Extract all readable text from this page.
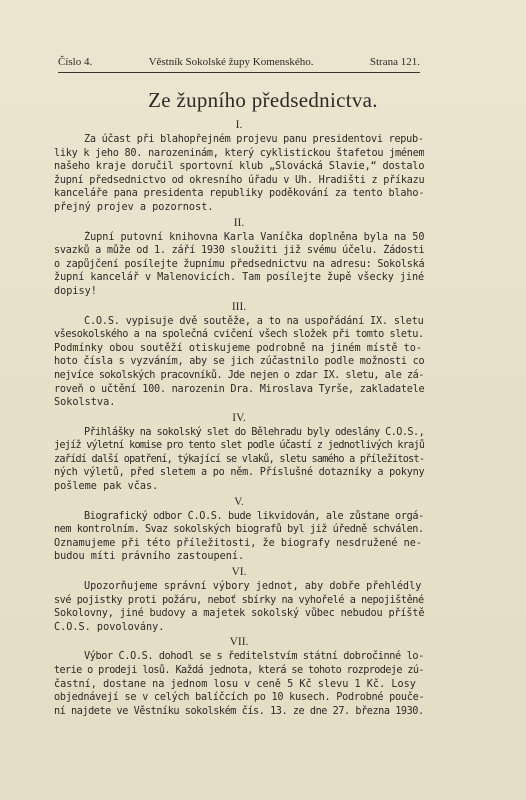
Číslo 4.	Věstník Sokolské župy Komenského.	Strana 121.
Ze župního předsednictva.
I.
Za účast při blahopřejném projevu panu presidentovi repub-
liky k jeho 80. narozeninám, který cyklistickou štafetou jménem
našeho kraje doručil sportovní klub „Slovácká Slavie,“ dostalo
župní předsednictvo od okresního úřadu v Uh. Hradišti z příkazu
kanceláře pana presidenta republiky poděkování za tento blaho-
přejný projev a pozornost.
II.
Župní putovní knihovna Karla Vaníčka doplněna byla na 50
svazků a může od 1. září 1930 sloužiti již svému účelu. Žádosti
o zapůjčení posílejte župnímu předsednictvu na adresu: Sokolská
župní kancelář v Malenovicích. Tam posílejte župě všecky jiné
dopisy!
III.
Č.O.S. vypisuje dvě soutěže, a to na uspořádání IX. sletu
všesokolského a na společná cvičení všech složek při tomto sletu.
Podmínky obou soutěží otiskujeme podrobně na jiném místě to-
hoto čísla s vyzváním, aby se jich zúčastnilo podle možnosti co
nejvíce sokolských pracovníků. Jde nejen o zdar IX. sletu, ale zá-
roveň o učtění 100. narozenin Dra. Miroslava Tyrše, zakladatele
Sokolstva.
IV.
Přihlášky na sokolský slet do Bělehradu byly odeslány Č.O.S.,
jejíž výletní komise pro tento slet podle účastí z jednotlivých krajů
zařídí další opatření, týkající se vlaků, sletu samého a příležitost-
ných výletů, před sletem a po něm. Příslušné dotazníky a pokyny
pošleme pak včas.
V.
Biografický odbor Č.O.S. bude likvidován, ale zůstane orgá-
nem kontrolním. Svaz sokolských biografů byl již úředně schválen.
Oznamujeme při této příležitosti, že biografy nesdružené ne-
budou míti právního zastoupení.
VI.
Upozorňujeme správní výbory jednot, aby dobře přehlédly
své pojistky proti požáru, neboť sbírky na vyhořelé a nepojištěné
Sokolovny, jiné budovy a majetek sokolský vůbec nebudou příště
Č.O.S. povolovány.
VII.
Výbor Č.O.S. dohodl se s ředitelstvím státní dobročinné lo-
terie o prodeji losů. Každá jednota, která se tohoto rozprodeje zú-
častní, dostane na jednom losu v ceně 5 Kč slevu 1 Kč. Losy
objednávejí se v celých balíčcích po 10 kusech. Podrobné pouče-
ní najdete ve Věstníku sokolském čís. 13. ze dne 27. března 1930.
※ ※ ※
PROBLEM TO WORK ON –
Omit the images and transcribe all of the records above word for word.

ANSWER TO THE EXERCISE –
Extract all readable text from this page.
Číslo 4.	Věstník Sokolské župy Komenského.	Strana 121.
Ze župního předsednictva.
I.
Za účast při blahopřejném projevu panu presidentovi repub-
liky k jeho 80. narozeninám, který cyklistickou štafetou jménem
našeho kraje doručil sportovní klub „Slovácká Slavie,“ dostalo
župní předsednictvo od okresního úřadu v Uh. Hradišti z příkazu
kanceláře pana presidenta republiky poděkování za tento blaho-
přejný projev a pozornost.
II.
Župní putovní knihovna Karla Vaníčka doplněna byla na 50
svazků a může od 1. září 1930 sloužiti již svému účelu. Žádosti
o zapůjčení posílejte župnímu předsednictvu na adresu: Sokolská
župní kancelář v Malenovicích. Tam posílejte župě všecky jiné
dopisy!
III.
Č.O.S. vypisuje dvě soutěže, a to na uspořádání IX. sletu
všesokolského a na společná cvičení všech složek při tomto sletu.
Podmínky obou soutěží otiskujeme podrobně na jiném místě to-
hoto čísla s vyzváním, aby se jich zúčastnilo podle možnosti co
nejvíce sokolských pracovníků. Jde nejen o zdar IX. sletu, ale zá-
roveň o učtění 100. narozenin Dra. Miroslava Tyrše, zakladatele
Sokolstva.
IV.
Přihlášky na sokolský slet do Bělehradu byly odeslány Č.O.S.,
jejíž výletní komise pro tento slet podle účastí z jednotlivých krajů
zařídí další opatření, týkající se vlaků, sletu samého a příležitost-
ných výletů, před sletem a po něm. Příslušné dotazníky a pokyny
pošleme pak včas.
V.
Biografický odbor Č.O.S. bude likvidován, ale zůstane orgá-
nem kontrolním. Svaz sokolských biografů byl již úředně schválen.
Oznamujeme při této příležitosti, že biografy nesdružené ne-
budou míti právního zastoupení.
VI.
Upozorňujeme správní výbory jednot, aby dobře přehlédly
své pojistky proti požáru, neboť sbírky na vyhořelé a nepojištěné
Sokolovny, jiné budovy a majetek sokolský vůbec nebudou příště
Č.O.S. povolovány.
VII.
Výbor Č.O.S. dohodl se s ředitelstvím státní dobročinné lo-
terie o prodeji losů. Každá jednota, která se tohoto rozprodeje zú-
častní, dostane na jednom losu v ceně 5 Kč slevu 1 Kč. Losy
objednávejí se v celých balíčcích po 10 kusech. Podrobné pouče-
ní najdete ve Věstníku sokolském čís. 13. ze dne 27. března 1930.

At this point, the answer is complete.